Copy all the material that follows, keeping every character the same.

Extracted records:
####################
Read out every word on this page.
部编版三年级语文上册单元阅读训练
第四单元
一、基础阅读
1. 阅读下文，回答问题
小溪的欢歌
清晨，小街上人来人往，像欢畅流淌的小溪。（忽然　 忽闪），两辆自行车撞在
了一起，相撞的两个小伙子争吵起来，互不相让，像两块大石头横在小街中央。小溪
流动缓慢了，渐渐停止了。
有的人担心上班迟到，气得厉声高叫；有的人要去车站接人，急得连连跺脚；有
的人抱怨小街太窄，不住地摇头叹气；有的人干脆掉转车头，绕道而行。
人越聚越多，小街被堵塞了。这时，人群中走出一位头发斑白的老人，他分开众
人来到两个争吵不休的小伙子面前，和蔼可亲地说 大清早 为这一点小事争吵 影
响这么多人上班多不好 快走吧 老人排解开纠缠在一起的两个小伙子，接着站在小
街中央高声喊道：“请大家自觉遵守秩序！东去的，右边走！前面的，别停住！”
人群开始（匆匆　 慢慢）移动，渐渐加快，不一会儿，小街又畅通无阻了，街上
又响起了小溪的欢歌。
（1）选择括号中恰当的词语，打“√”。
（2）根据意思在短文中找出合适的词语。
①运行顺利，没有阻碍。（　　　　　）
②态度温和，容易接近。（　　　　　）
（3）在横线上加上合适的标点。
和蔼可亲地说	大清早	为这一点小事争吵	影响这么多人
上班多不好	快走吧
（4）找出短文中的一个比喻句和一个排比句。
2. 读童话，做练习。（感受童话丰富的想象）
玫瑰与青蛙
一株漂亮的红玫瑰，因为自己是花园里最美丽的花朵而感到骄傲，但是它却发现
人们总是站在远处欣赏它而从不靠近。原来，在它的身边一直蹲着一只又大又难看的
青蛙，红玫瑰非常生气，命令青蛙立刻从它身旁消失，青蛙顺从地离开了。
####################
• _EXPECTED ANSWER_:
Read out every word on this page.
部编版三年级语文上册单元阅读训练
第四单元
一、基础阅读
1. 阅读下文，回答问题
小溪的欢歌
清晨，小街上人来人往，像欢畅流淌的小溪。（忽然　 忽闪），两辆自行车撞在
了一起，相撞的两个小伙子争吵起来，互不相让，像两块大石头横在小街中央。小溪
流动缓慢了，渐渐停止了。
有的人担心上班迟到，气得厉声高叫；有的人要去车站接人，急得连连跺脚；有
的人抱怨小街太窄，不住地摇头叹气；有的人干脆掉转车头，绕道而行。
人越聚越多，小街被堵塞了。这时，人群中走出一位头发斑白的老人，他分开众
人来到两个争吵不休的小伙子面前，和蔼可亲地说 大清早 为这一点小事争吵 影
响这么多人上班多不好 快走吧 老人排解开纠缠在一起的两个小伙子，接着站在小
街中央高声喊道：“请大家自觉遵守秩序！东去的，右边走！前面的，别停住！”
人群开始（匆匆　 慢慢）移动，渐渐加快，不一会儿，小街又畅通无阻了，街上
又响起了小溪的欢歌。
（1）选择括号中恰当的词语，打“√”。
（2）根据意思在短文中找出合适的词语。
①运行顺利，没有阻碍。（　　　　　）
②态度温和，容易接近。（　　　　　）
（3）在横线上加上合适的标点。
和蔼可亲地说	大清早	为这一点小事争吵	影响这么多人
上班多不好	快走吧
（4）找出短文中的一个比喻句和一个排比句。
2. 读童话，做练习。（感受童话丰富的想象）
玫瑰与青蛙
一株漂亮的红玫瑰，因为自己是花园里最美丽的花朵而感到骄傲，但是它却发现
人们总是站在远处欣赏它而从不靠近。原来，在它的身边一直蹲着一只又大又难看的
青蛙，红玫瑰非常生气，命令青蛙立刻从它身旁消失，青蛙顺从地离开了。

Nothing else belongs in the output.